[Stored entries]
◇ ◇ ◇ ◇

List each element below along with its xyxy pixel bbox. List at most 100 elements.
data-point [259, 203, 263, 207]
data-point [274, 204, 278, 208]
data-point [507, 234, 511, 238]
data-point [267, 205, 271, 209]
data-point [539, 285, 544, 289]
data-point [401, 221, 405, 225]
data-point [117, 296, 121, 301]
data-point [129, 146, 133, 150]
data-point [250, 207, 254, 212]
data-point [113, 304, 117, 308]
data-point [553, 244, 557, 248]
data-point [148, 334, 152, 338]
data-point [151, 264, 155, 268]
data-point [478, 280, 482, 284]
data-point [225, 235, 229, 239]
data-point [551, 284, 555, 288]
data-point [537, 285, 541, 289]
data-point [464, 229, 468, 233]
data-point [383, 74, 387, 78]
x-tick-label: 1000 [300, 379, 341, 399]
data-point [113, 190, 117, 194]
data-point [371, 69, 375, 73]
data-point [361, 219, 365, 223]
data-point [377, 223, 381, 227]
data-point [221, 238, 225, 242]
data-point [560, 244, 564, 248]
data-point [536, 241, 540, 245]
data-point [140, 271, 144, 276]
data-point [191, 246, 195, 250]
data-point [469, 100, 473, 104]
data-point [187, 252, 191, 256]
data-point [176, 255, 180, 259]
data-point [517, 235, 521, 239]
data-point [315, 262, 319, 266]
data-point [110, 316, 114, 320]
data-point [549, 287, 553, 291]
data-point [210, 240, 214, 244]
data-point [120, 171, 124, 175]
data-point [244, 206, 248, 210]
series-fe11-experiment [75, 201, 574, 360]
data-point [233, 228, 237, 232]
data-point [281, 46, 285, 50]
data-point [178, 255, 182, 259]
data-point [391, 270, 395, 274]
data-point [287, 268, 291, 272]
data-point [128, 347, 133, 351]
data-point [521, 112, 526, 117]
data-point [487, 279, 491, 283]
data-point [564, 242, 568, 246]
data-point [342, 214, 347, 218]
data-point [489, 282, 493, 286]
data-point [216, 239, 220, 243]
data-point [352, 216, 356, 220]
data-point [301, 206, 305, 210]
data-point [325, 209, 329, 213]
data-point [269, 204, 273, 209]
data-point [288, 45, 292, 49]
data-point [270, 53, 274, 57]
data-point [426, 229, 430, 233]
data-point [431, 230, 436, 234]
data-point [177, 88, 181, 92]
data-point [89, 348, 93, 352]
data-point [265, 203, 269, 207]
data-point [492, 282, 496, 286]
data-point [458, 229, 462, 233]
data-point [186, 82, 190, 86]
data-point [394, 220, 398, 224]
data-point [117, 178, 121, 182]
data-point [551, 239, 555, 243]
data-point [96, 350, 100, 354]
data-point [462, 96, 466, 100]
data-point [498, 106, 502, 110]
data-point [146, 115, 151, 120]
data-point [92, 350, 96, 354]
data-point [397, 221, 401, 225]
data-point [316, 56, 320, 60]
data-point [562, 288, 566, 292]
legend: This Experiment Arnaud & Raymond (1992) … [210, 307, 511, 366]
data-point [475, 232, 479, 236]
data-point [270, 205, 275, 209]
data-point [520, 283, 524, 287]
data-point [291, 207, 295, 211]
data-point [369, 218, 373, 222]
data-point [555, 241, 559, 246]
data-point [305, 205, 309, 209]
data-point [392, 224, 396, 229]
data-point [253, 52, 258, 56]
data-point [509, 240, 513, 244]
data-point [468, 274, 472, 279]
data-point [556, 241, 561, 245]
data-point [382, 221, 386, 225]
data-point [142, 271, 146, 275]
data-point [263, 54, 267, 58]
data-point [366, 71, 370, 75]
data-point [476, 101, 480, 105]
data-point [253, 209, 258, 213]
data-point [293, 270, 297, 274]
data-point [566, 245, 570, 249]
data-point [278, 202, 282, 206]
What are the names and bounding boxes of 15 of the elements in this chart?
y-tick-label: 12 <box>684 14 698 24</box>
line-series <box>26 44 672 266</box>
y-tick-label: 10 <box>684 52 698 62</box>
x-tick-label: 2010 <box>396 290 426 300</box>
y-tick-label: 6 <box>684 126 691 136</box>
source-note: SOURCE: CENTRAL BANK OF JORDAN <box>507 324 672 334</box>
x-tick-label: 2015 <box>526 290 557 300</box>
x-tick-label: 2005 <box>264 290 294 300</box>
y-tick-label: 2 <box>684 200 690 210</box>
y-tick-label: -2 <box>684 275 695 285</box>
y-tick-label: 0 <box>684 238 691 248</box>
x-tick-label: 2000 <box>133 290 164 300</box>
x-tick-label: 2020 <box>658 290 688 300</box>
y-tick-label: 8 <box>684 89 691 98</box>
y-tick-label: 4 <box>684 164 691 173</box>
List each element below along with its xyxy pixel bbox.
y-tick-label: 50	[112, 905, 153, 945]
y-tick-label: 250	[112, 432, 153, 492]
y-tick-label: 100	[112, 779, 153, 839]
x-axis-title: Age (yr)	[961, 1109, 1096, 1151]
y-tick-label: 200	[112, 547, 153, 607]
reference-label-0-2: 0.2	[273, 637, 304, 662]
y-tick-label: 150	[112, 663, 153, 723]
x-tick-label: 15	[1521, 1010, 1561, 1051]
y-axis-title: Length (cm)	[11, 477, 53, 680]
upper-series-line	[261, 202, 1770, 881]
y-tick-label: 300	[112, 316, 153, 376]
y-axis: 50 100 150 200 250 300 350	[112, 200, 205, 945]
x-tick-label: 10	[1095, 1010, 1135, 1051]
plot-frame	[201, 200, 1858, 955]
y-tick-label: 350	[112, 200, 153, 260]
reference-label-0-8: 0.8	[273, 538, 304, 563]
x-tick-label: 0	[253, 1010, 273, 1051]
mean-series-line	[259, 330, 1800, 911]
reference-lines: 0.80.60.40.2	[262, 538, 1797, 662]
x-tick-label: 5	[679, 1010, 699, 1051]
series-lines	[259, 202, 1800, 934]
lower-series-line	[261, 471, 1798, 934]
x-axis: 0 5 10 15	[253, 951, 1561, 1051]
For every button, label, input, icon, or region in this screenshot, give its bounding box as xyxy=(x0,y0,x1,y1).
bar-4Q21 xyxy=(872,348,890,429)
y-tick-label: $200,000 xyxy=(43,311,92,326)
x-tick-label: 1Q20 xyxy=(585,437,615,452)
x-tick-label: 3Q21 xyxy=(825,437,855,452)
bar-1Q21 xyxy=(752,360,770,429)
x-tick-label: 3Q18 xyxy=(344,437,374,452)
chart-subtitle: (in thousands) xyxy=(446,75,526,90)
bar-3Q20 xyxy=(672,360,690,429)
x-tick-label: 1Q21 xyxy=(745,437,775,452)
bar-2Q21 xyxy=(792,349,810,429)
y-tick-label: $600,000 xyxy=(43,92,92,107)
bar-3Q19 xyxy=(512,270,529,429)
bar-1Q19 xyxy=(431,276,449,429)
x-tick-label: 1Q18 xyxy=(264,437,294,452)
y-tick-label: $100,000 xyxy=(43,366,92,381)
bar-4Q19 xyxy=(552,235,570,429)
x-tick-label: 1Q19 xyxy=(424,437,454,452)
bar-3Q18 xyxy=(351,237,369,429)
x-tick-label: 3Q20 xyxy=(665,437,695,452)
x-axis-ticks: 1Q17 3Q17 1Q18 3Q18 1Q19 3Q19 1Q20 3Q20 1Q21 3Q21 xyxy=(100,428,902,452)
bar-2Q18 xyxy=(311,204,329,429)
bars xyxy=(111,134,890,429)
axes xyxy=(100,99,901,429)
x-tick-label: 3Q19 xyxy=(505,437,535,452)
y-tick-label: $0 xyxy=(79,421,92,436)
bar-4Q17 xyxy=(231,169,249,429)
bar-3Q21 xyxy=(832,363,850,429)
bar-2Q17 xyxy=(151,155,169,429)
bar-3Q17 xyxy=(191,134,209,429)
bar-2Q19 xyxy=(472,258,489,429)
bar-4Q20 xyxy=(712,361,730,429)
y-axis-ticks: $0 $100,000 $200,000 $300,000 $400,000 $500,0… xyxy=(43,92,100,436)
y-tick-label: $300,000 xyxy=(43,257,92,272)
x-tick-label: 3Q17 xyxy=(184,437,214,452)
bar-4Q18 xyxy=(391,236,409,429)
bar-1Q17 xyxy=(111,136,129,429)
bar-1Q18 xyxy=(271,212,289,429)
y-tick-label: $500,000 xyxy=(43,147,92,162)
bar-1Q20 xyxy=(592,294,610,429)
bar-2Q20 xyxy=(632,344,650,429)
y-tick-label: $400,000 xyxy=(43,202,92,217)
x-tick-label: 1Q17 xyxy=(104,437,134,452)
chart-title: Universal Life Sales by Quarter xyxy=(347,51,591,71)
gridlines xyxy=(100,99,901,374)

◇ ◇ ◇ ◇

| Task description |
Print the rows exactly, beginning with the first row of the stored entries and continuing through the row containing "data-point [129, 146, 133, 150]", with both ends included.

| Solution to this exercise |
List each element below along with its xyxy pixel bbox. List at most 100 elements.
data-point [259, 203, 263, 207]
data-point [274, 204, 278, 208]
data-point [507, 234, 511, 238]
data-point [267, 205, 271, 209]
data-point [539, 285, 544, 289]
data-point [401, 221, 405, 225]
data-point [117, 296, 121, 301]
data-point [129, 146, 133, 150]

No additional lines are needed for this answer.